* **Exercise directions**
List each line holding the string "this".

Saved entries
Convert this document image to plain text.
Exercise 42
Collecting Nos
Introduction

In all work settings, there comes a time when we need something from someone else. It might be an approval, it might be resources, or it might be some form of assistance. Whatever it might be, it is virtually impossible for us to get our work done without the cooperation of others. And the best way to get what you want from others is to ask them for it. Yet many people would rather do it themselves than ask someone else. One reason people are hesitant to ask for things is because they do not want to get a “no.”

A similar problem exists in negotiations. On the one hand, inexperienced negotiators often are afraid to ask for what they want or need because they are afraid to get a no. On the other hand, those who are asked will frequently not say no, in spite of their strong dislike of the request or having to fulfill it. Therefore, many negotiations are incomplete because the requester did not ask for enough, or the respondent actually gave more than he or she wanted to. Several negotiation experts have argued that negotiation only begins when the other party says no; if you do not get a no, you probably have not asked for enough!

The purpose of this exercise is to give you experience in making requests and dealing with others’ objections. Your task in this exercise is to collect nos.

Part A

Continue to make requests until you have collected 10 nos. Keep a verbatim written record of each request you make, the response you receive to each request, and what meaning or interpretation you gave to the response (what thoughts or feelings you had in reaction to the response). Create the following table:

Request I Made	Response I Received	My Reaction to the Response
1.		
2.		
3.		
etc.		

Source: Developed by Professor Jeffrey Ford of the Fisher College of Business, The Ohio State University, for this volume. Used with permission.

* **Correct output**
Convert this document image to plain text.
The purpose of this exercise is to give you experience in making requests and dealing with others’ objections. Your task in this exercise is to collect nos.
Source: Developed by Professor Jeffrey Ford of the Fisher College of Business, The Ohio State University, for this volume. Used with permission.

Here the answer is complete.